(Set task):
Every line of the material is to be repeated exactly as it stands.

(Provided information):
+---+

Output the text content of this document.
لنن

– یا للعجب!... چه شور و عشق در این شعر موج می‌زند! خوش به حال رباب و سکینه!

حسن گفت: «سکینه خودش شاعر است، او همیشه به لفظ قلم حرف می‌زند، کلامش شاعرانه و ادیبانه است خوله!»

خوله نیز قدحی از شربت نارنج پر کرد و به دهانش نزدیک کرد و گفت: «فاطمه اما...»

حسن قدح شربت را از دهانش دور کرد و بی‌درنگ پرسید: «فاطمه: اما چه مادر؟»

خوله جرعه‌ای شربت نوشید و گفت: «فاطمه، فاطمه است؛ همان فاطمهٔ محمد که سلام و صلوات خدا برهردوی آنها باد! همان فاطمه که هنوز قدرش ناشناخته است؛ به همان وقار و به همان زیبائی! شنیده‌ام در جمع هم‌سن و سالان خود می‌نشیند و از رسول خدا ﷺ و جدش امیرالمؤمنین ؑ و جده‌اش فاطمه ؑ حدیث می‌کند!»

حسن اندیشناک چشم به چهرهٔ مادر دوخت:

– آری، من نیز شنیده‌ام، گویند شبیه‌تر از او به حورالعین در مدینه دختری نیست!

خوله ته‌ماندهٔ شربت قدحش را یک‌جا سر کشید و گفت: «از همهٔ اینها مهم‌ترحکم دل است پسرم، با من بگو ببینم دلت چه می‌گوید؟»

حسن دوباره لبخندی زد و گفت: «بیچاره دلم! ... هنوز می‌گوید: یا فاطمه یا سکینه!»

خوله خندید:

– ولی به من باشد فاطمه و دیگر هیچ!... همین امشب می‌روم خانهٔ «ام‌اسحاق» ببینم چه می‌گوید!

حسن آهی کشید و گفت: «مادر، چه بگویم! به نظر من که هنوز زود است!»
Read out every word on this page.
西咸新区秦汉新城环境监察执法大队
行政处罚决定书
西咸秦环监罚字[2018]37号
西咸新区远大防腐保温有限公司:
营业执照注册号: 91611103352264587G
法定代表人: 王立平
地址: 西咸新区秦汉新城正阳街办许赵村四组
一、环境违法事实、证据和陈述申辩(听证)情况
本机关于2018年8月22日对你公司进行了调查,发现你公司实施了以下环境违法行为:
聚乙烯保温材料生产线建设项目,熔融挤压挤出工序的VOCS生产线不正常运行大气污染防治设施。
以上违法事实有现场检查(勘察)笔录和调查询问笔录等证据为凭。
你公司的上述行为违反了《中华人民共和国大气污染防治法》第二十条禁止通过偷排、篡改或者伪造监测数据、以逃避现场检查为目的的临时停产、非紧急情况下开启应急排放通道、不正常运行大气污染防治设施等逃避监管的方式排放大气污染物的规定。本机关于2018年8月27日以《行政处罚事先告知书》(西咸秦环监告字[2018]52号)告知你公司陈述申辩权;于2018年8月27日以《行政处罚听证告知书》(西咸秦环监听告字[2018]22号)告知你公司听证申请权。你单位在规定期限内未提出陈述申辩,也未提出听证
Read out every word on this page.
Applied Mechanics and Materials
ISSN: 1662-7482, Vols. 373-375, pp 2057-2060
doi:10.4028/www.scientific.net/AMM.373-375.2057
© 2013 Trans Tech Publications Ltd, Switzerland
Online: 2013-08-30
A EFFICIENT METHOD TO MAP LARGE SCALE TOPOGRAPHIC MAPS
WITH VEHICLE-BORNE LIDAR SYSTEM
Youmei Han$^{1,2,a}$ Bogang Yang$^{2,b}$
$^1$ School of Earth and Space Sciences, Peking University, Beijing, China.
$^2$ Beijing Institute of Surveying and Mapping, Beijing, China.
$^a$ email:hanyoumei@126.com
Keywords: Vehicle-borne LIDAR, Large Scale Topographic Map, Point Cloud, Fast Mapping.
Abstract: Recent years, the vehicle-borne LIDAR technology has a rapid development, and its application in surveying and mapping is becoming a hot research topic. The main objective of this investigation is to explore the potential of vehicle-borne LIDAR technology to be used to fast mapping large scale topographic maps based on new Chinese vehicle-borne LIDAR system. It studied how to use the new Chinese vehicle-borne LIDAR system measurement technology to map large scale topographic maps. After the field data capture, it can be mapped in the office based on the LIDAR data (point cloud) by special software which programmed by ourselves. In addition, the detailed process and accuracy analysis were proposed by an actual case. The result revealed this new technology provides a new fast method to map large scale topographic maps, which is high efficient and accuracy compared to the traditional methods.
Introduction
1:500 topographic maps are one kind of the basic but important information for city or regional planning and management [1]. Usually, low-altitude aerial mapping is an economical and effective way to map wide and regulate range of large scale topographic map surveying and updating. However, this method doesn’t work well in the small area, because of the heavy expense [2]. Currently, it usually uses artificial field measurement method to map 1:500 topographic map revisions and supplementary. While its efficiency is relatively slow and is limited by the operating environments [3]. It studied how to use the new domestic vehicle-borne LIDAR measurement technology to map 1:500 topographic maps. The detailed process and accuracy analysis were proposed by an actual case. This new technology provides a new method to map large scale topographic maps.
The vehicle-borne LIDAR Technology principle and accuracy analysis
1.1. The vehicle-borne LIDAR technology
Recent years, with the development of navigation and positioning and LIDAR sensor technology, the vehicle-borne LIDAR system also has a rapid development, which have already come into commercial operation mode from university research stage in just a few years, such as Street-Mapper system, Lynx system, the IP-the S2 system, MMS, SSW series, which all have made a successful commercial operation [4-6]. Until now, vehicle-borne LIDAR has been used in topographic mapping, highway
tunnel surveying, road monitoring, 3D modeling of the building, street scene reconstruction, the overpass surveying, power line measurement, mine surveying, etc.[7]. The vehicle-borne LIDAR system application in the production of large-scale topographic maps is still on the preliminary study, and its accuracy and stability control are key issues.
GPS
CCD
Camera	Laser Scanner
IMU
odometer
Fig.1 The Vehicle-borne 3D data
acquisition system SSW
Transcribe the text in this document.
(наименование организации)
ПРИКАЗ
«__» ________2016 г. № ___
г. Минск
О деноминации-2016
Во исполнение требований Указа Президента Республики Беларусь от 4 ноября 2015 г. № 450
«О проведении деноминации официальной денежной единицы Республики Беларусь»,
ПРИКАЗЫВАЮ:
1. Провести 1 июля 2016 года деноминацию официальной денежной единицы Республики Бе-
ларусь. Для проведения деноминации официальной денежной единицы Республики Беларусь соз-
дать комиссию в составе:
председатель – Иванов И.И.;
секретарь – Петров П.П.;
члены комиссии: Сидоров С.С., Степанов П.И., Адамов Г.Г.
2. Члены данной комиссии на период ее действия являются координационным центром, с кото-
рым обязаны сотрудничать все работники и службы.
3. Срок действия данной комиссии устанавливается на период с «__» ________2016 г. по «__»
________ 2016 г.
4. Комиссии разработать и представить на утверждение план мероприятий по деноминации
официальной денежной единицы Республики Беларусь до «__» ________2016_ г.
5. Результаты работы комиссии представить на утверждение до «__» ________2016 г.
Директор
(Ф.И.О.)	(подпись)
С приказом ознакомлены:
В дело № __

+---+

(Exercise output):
Output the text content of this document.
لنن

– یا للعجب!... چه شور و عشق در این شعر موج می‌زند! خوش به حال رباب و سکینه!

حسن گفت: «سکینه خودش شاعر است، او همیشه به لفظ قلم حرف می‌زند، کلامش شاعرانه و ادیبانه است خوله!»

خوله نیز قدحی از شربت نارنج پر کرد و به دهانش نزدیک کرد و گفت: «فاطمه اما...»

حسن قدح شربت را از دهانش دور کرد و بی‌درنگ پرسید: «فاطمه: اما چه مادر؟»

خوله جرعه‌ای شربت نوشید و گفت: «فاطمه، فاطمه است؛ همان فاطمهٔ محمد که سلام و صلوات خدا برهردوی آنها باد! همان فاطمه که هنوز قدرش ناشناخته است؛ به همان وقار و به همان زیبائی! شنیده‌ام در جمع هم‌سن و سالان خود می‌نشیند و از رسول خدا ﷺ و جدش امیرالمؤمنین ؑ و جده‌اش فاطمه ؑ حدیث می‌کند!»

حسن اندیشناک چشم به چهرهٔ مادر دوخت:

– آری، من نیز شنیده‌ام، گویند شبیه‌تر از او به حورالعین در مدینه دختری نیست!

خوله ته‌ماندهٔ شربت قدحش را یک‌جا سر کشید و گفت: «از همهٔ اینها مهم‌ترحکم دل است پسرم، با من بگو ببینم دلت چه می‌گوید؟»

حسن دوباره لبخندی زد و گفت: «بیچاره دلم! ... هنوز می‌گوید: یا فاطمه یا سکینه!»

خوله خندید:

– ولی به من باشد فاطمه و دیگر هیچ!... همین امشب می‌روم خانهٔ «ام‌اسحاق» ببینم چه می‌گوید!

حسن آهی کشید و گفت: «مادر، چه بگویم! به نظر من که هنوز زود است!»
Read out every word on this page.
西咸新区秦汉新城环境监察执法大队
行政处罚决定书
西咸秦环监罚字[2018]37号
西咸新区远大防腐保温有限公司:
营业执照注册号: 91611103352264587G
法定代表人: 王立平
地址: 西咸新区秦汉新城正阳街办许赵村四组
一、环境违法事实、证据和陈述申辩(听证)情况
本机关于2018年8月22日对你公司进行了调查,发现你公司实施了以下环境违法行为:
聚乙烯保温材料生产线建设项目,熔融挤压挤出工序的VOCS生产线不正常运行大气污染防治设施。
以上违法事实有现场检查(勘察)笔录和调查询问笔录等证据为凭。
你公司的上述行为违反了《中华人民共和国大气污染防治法》第二十条禁止通过偷排、篡改或者伪造监测数据、以逃避现场检查为目的的临时停产、非紧急情况下开启应急排放通道、不正常运行大气污染防治设施等逃避监管的方式排放大气污染物的规定。本机关于2018年8月27日以《行政处罚事先告知书》(西咸秦环监告字[2018]52号)告知你公司陈述申辩权;于2018年8月27日以《行政处罚听证告知书》(西咸秦环监听告字[2018]22号)告知你公司听证申请权。你单位在规定期限内未提出陈述申辩,也未提出听证
Read out every word on this page.
Applied Mechanics and Materials
ISSN: 1662-7482, Vols. 373-375, pp 2057-2060
doi:10.4028/www.scientific.net/AMM.373-375.2057
© 2013 Trans Tech Publications Ltd, Switzerland
Online: 2013-08-30
A EFFICIENT METHOD TO MAP LARGE SCALE TOPOGRAPHIC MAPS
WITH VEHICLE-BORNE LIDAR SYSTEM
Youmei Han$^{1,2,a}$ Bogang Yang$^{2,b}$
$^1$ School of Earth and Space Sciences, Peking University, Beijing, China.
$^2$ Beijing Institute of Surveying and Mapping, Beijing, China.
$^a$ email:hanyoumei@126.com
Keywords: Vehicle-borne LIDAR, Large Scale Topographic Map, Point Cloud, Fast Mapping.
Abstract: Recent years, the vehicle-borne LIDAR technology has a rapid development, and its application in surveying and mapping is becoming a hot research topic. The main objective of this investigation is to explore the potential of vehicle-borne LIDAR technology to be used to fast mapping large scale topographic maps based on new Chinese vehicle-borne LIDAR system. It studied how to use the new Chinese vehicle-borne LIDAR system measurement technology to map large scale topographic maps. After the field data capture, it can be mapped in the office based on the LIDAR data (point cloud) by special software which programmed by ourselves. In addition, the detailed process and accuracy analysis were proposed by an actual case. The result revealed this new technology provides a new fast method to map large scale topographic maps, which is high efficient and accuracy compared to the traditional methods.
Introduction
1:500 topographic maps are one kind of the basic but important information for city or regional planning and management [1]. Usually, low-altitude aerial mapping is an economical and effective way to map wide and regulate range of large scale topographic map surveying and updating. However, this method doesn’t work well in the small area, because of the heavy expense [2]. Currently, it usually uses artificial field measurement method to map 1:500 topographic map revisions and supplementary. While its efficiency is relatively slow and is limited by the operating environments [3]. It studied how to use the new domestic vehicle-borne LIDAR measurement technology to map 1:500 topographic maps. The detailed process and accuracy analysis were proposed by an actual case. This new technology provides a new method to map large scale topographic maps.
The vehicle-borne LIDAR Technology principle and accuracy analysis
1.1. The vehicle-borne LIDAR technology
Recent years, with the development of navigation and positioning and LIDAR sensor technology, the vehicle-borne LIDAR system also has a rapid development, which have already come into commercial operation mode from university research stage in just a few years, such as Street-Mapper system, Lynx system, the IP-the S2 system, MMS, SSW series, which all have made a successful commercial operation [4-6]. Until now, vehicle-borne LIDAR has been used in topographic mapping, highway
tunnel surveying, road monitoring, 3D modeling of the building, street scene reconstruction, the overpass surveying, power line measurement, mine surveying, etc.[7]. The vehicle-borne LIDAR system application in the production of large-scale topographic maps is still on the preliminary study, and its accuracy and stability control are key issues.
GPS
CCD
Camera	Laser Scanner
IMU
odometer
Fig.1 The Vehicle-borne 3D data
acquisition system SSW
Transcribe the text in this document.
(наименование организации)
ПРИКАЗ
«__» ________2016 г. № ___
г. Минск
О деноминации-2016
Во исполнение требований Указа Президента Республики Беларусь от 4 ноября 2015 г. № 450
«О проведении деноминации официальной денежной единицы Республики Беларусь»,
ПРИКАЗЫВАЮ:
1. Провести 1 июля 2016 года деноминацию официальной денежной единицы Республики Бе-
ларусь. Для проведения деноминации официальной денежной единицы Республики Беларусь соз-
дать комиссию в составе:
председатель – Иванов И.И.;
секретарь – Петров П.П.;
члены комиссии: Сидоров С.С., Степанов П.И., Адамов Г.Г.
2. Члены данной комиссии на период ее действия являются координационным центром, с кото-
рым обязаны сотрудничать все работники и службы.
3. Срок действия данной комиссии устанавливается на период с «__» ________2016 г. по «__»
________ 2016 г.
4. Комиссии разработать и представить на утверждение план мероприятий по деноминации
официальной денежной единицы Республики Беларусь до «__» ________2016_ г.
5. Результаты работы комиссии представить на утверждение до «__» ________2016 г.
Директор
(Ф.И.О.)	(подпись)
С приказом ознакомлены:
В дело № __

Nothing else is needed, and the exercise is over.